Non partecipò al conclave del 1534, che elesse papa Paolo III. Dal 21 ottobre di quell'anno, il cardinale partecipò alle Cortes celebrate a Madrid e a molte altre tenute in seguito. Commissario generale della crociata, dal 1536; occupò l'incarico fino alla sua morte. Il 19 aprile 1536 il cardinale si recò a Talavera per traslare le spoglie dei suoi genitori nella cappella maggiore della chiesa del monastero domenicano di San Ginés che aveva fondato; il 4 maggio tornò in tribunale. A causa della gotta di cui soffriva, il cardinale non poté accompagnare l'imperatore Carlo V nei suoi colloqui con il re di Francia e il papa a Nizza nel 1538; fu costretto a rimanere convalescente a Barcellona e in seguito si recò a Sigüenza fino al ritorno dell'imperatore.
Questa fu la sua ultima visita a quella sede. Fu elevato arcivescovo della sede metropolitana di Siviglia nel 1539. In quell'anno raggiunse l'apice del potere politico quando fu nominato reggente delle Indie durante l'assenza dell'imperatore, che durò quasi due anni; aveva il potere di decretare tutto ciò che l'imperatore poteva decretare con alcune limitazioni; è stato un caso unico nella storia della Spagna.

CONSEGNA – Aggiorni il brano sul cardinale da "Questa fu la" a "storia della Spagna.", sostituendo "quasi due anni" con "circa due anni". Le righe riportate non hanno alcun legame con il brano sul cardinale.

CONTENUTO DEI DATI –
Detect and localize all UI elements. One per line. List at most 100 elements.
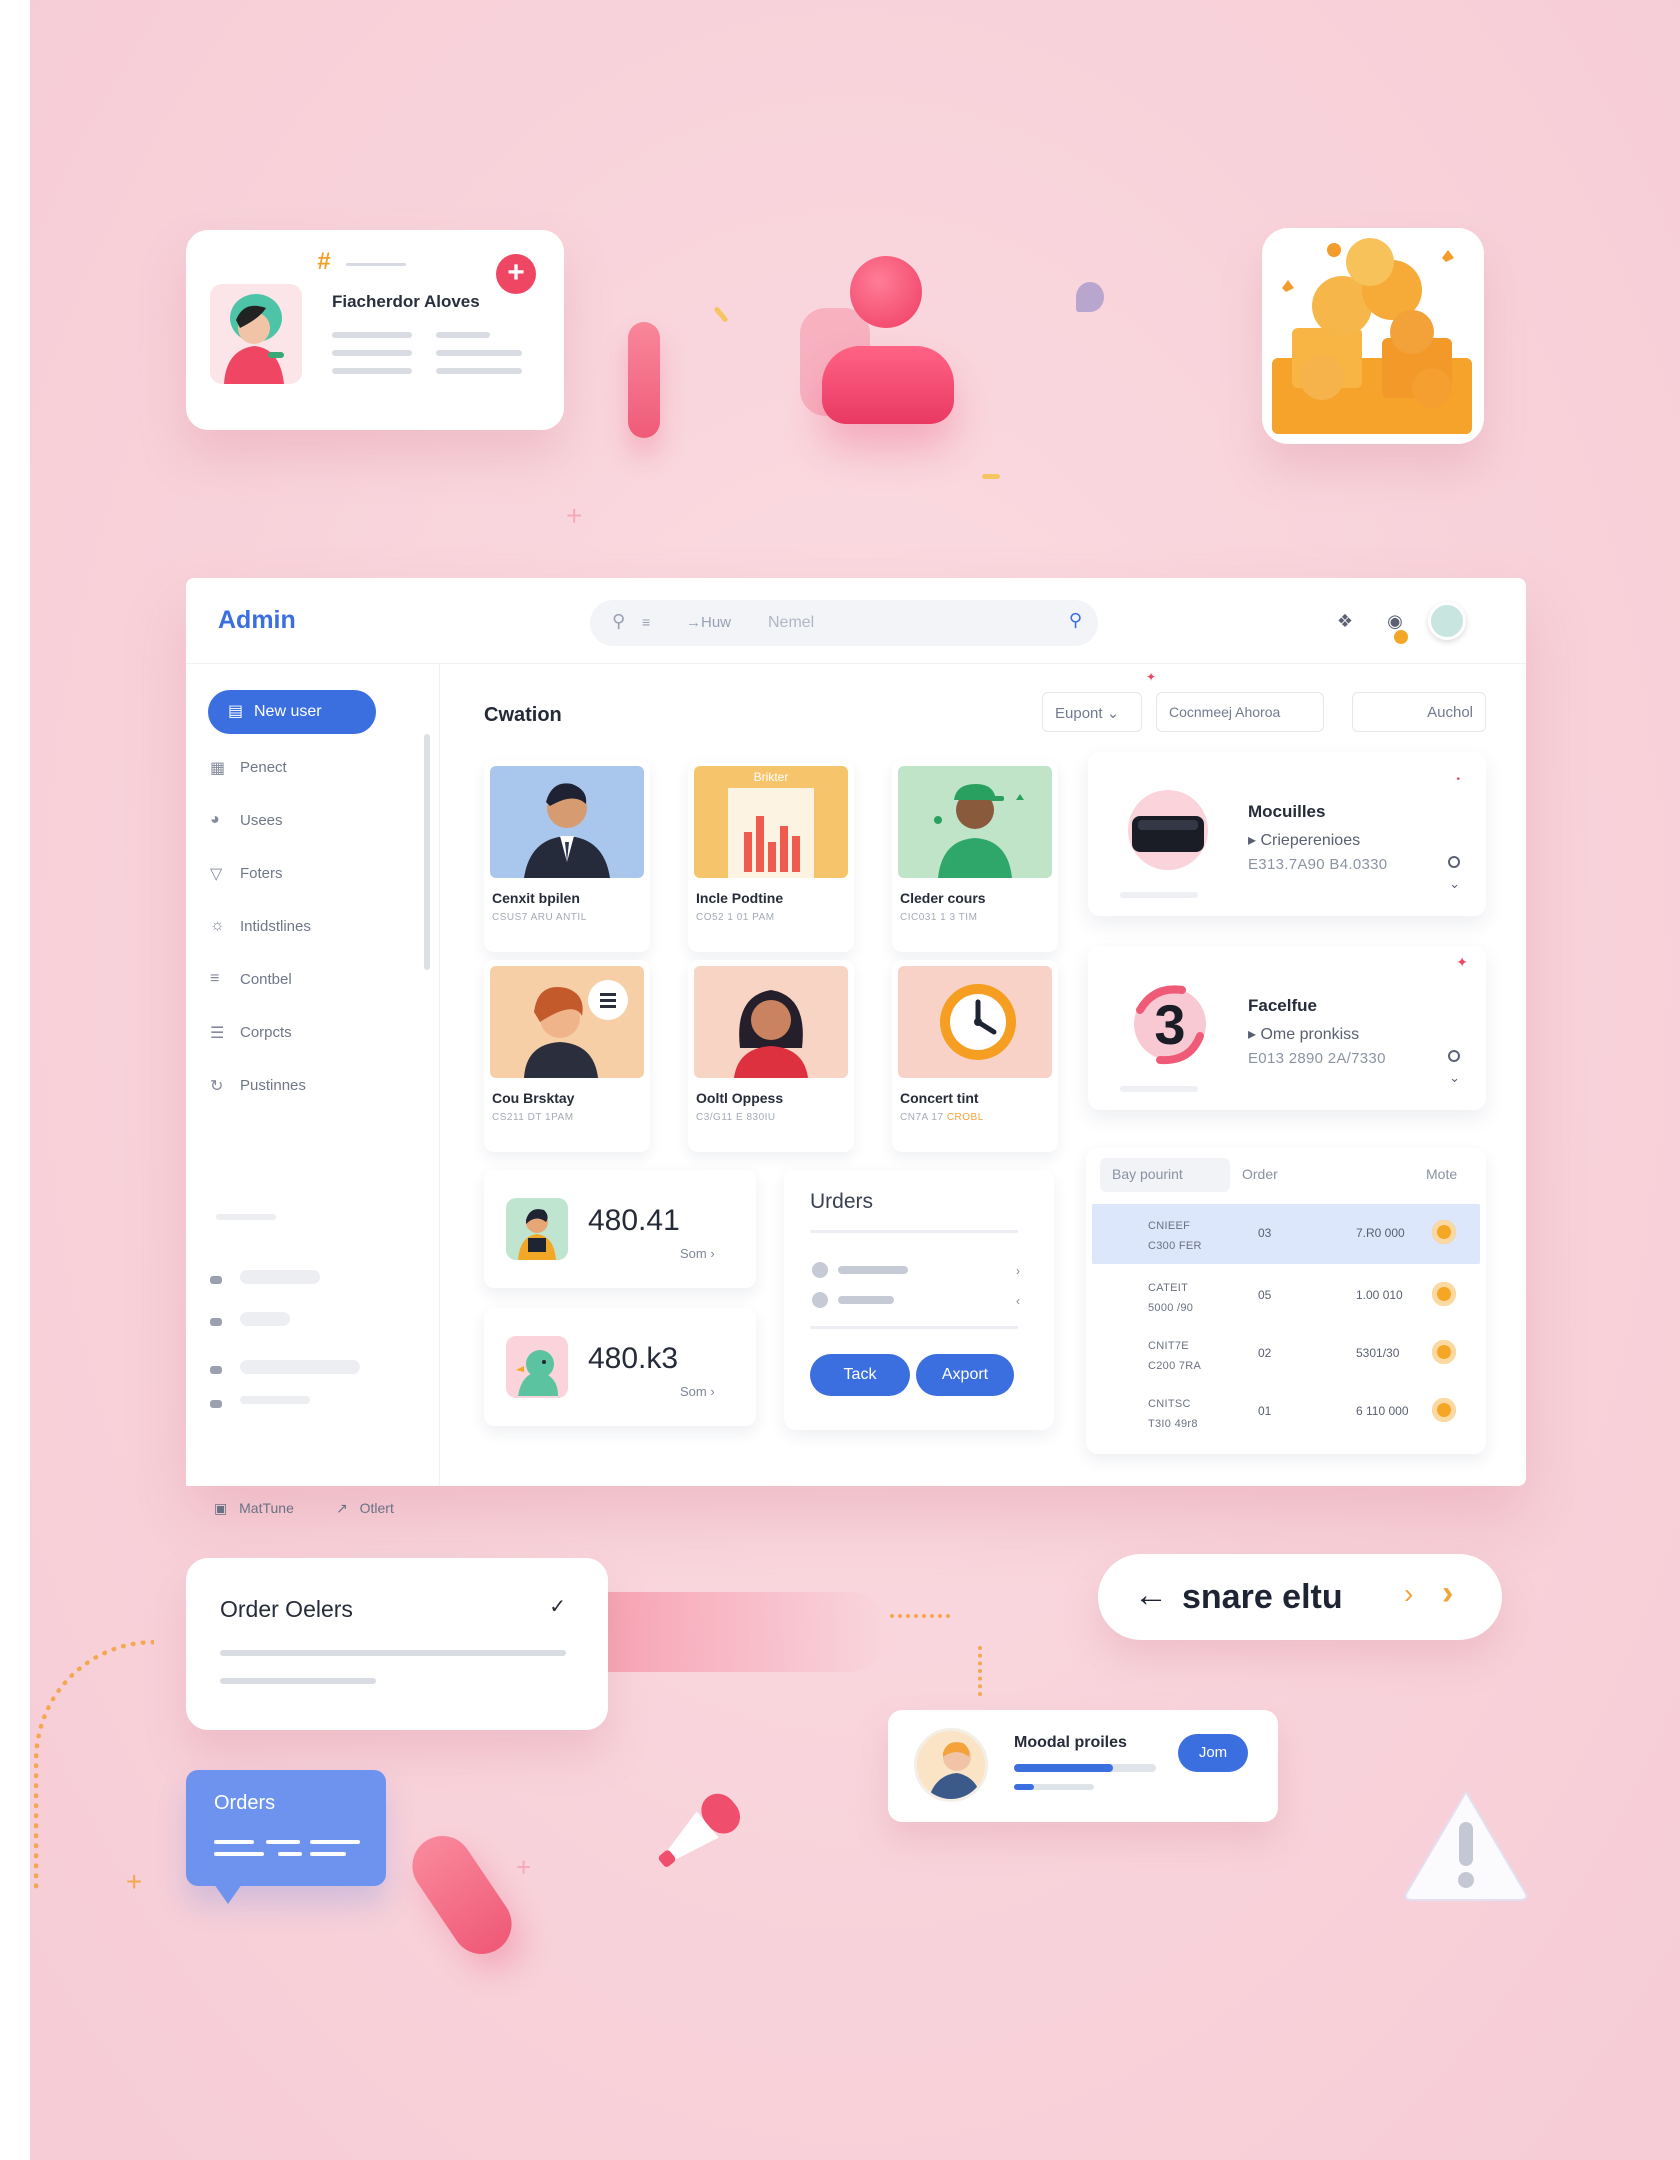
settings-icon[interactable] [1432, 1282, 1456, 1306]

RISPOSTA –
Questa fu la sua ultima visita a quella sede. Fu elevato arcivescovo della sede metropolitana di Siviglia nel 1539. In quell'anno raggiunse l'apice del potere politico quando fu nominato reggente delle Indie durante l'assenza dell'imperatore, che durò circa due anni; aveva il potere di decretare tutto ciò che l'imperatore poteva decretare con alcune limitazioni; è stato un caso unico nella storia della Spagna.